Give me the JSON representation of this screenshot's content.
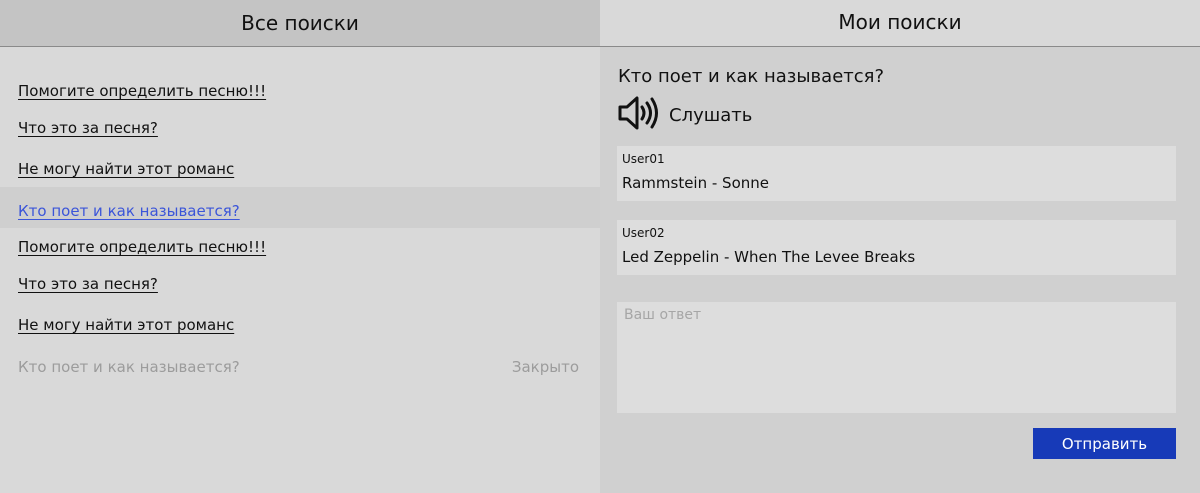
{
  "tabs": {
    "all": "Все поиски",
    "mine": "Мои поиски"
  },
  "searches": [
    {
      "title": "Помогите определить песню!!!",
      "state": "open"
    },
    {
      "title": "Что это за песня?",
      "state": "open"
    },
    {
      "title": "Не могу найти этот романс",
      "state": "open"
    },
    {
      "title": "Кто поет и как называется?",
      "state": "selected"
    },
    {
      "title": "Помогите определить песню!!!",
      "state": "open"
    },
    {
      "title": "Что это за песня?",
      "state": "open"
    },
    {
      "title": "Не могу найти этот романс",
      "state": "open"
    },
    {
      "title": "Кто поет и как называется?",
      "state": "closed",
      "status": "Закрыто"
    }
  ],
  "detail": {
    "question": "Кто поет и как называется?",
    "listen_label": "Слушать",
    "listen_icon": "speaker-icon",
    "answers": [
      {
        "user": "User01",
        "text": "Rammstein - Sonne"
      },
      {
        "user": "User02",
        "text": "Led Zeppelin - When The Levee Breaks"
      }
    ],
    "reply_placeholder": "Ваш ответ",
    "send_label": "Отправить"
  },
  "colors": {
    "accent": "#173ab8",
    "selected_link": "#3b55d9",
    "muted": "#9c9c9c"
  }
}
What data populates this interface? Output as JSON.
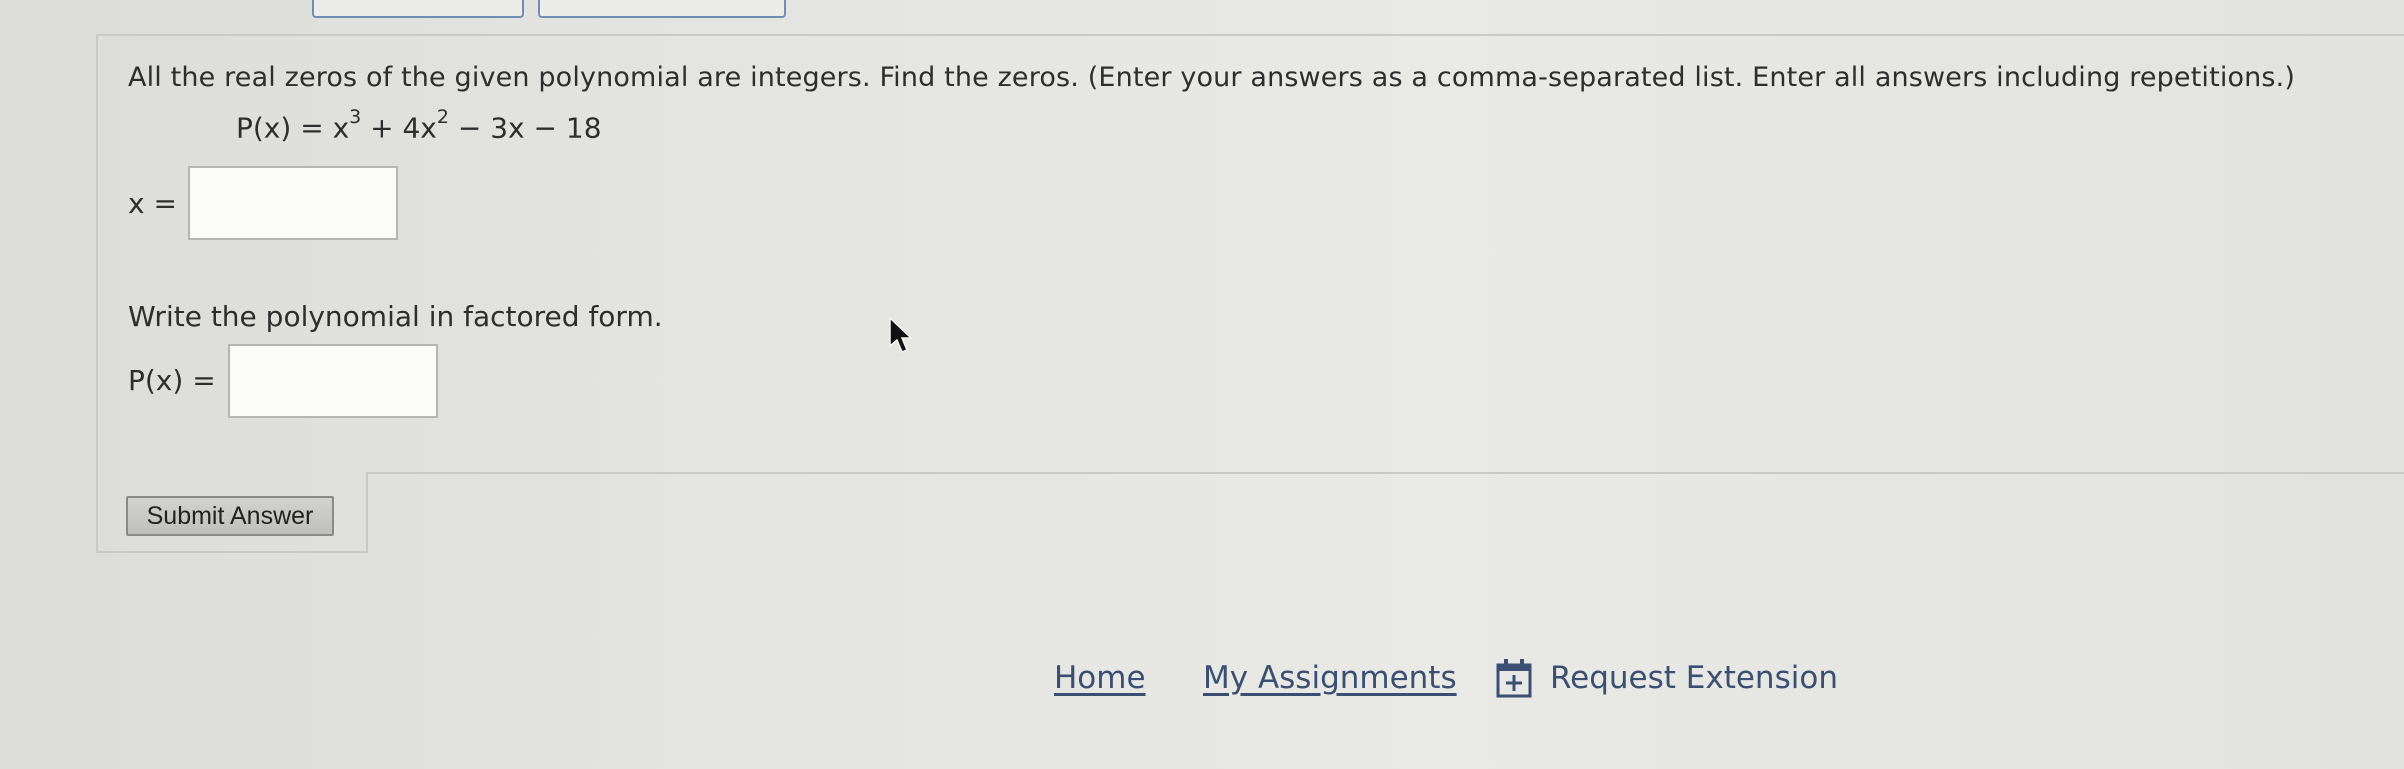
{
  "question": {
    "instruction": "All the real zeros of the given polynomial are integers. Find the zeros. (Enter your answers as a comma-separated list. Enter all answers including repetitions.)",
    "equation_lhs": "P(x) = x",
    "equation_exp1": "3",
    "equation_mid": " + 4x",
    "equation_exp2": "2",
    "equation_tail": " − 3x − 18",
    "zeros_label": "x =",
    "zeros_value": "",
    "factored_prompt": "Write the polynomial in factored form.",
    "factored_label": "P(x) =",
    "factored_value": ""
  },
  "submit_label": "Submit Answer",
  "footer": {
    "home": "Home",
    "my_assignments": "My Assignments",
    "request_extension": "Request Extension"
  },
  "icons": {
    "extension": "calendar-plus-icon",
    "pointer": "mouse-cursor-icon"
  },
  "colors": {
    "link": "#3a4f72",
    "tab_border": "#6e8fb4"
  }
}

_Task statement_
Except for the pictures, copy every line of the records above exactly.

_Reply to the exercise_
Give me the JSON representation of this screenshot's content.
{
  "tabs": {
    "all": "Все поиски",
    "mine": "Мои поиски"
  },
  "searches": [
    {
      "title": "Помогите определить песню!!!",
      "state": "open"
    },
    {
      "title": "Что это за песня?",
      "state": "open"
    },
    {
      "title": "Не могу найти этот романс",
      "state": "open"
    },
    {
      "title": "Кто поет и как называется?",
      "state": "selected"
    },
    {
      "title": "Помогите определить песню!!!",
      "state": "open"
    },
    {
      "title": "Что это за песня?",
      "state": "open"
    },
    {
      "title": "Не могу найти этот романс",
      "state": "open"
    },
    {
      "title": "Кто поет и как называется?",
      "state": "closed",
      "status": "Закрыто"
    }
  ],
  "detail": {
    "question": "Кто поет и как называется?",
    "listen_label": "Слушать",
    "listen_icon": "speaker-icon",
    "answers": [
      {
        "user": "User01",
        "text": "Rammstein - Sonne"
      },
      {
        "user": "User02",
        "text": "Led Zeppelin - When The Levee Breaks"
      }
    ],
    "reply_placeholder": "Ваш ответ",
    "send_label": "Отправить"
  },
  "colors": {
    "accent": "#173ab8",
    "selected_link": "#3b55d9",
    "muted": "#9c9c9c"
  }
}
What data populates this interface? Output as JSON.
{
  "question": {
    "instruction": "All the real zeros of the given polynomial are integers. Find the zeros. (Enter your answers as a comma-separated list. Enter all answers including repetitions.)",
    "equation_lhs": "P(x) = x",
    "equation_exp1": "3",
    "equation_mid": " + 4x",
    "equation_exp2": "2",
    "equation_tail": " − 3x − 18",
    "zeros_label": "x =",
    "zeros_value": "",
    "factored_prompt": "Write the polynomial in factored form.",
    "factored_label": "P(x) =",
    "factored_value": ""
  },
  "submit_label": "Submit Answer",
  "footer": {
    "home": "Home",
    "my_assignments": "My Assignments",
    "request_extension": "Request Extension"
  },
  "icons": {
    "extension": "calendar-plus-icon",
    "pointer": "mouse-cursor-icon"
  },
  "colors": {
    "link": "#3a4f72",
    "tab_border": "#6e8fb4"
  }
}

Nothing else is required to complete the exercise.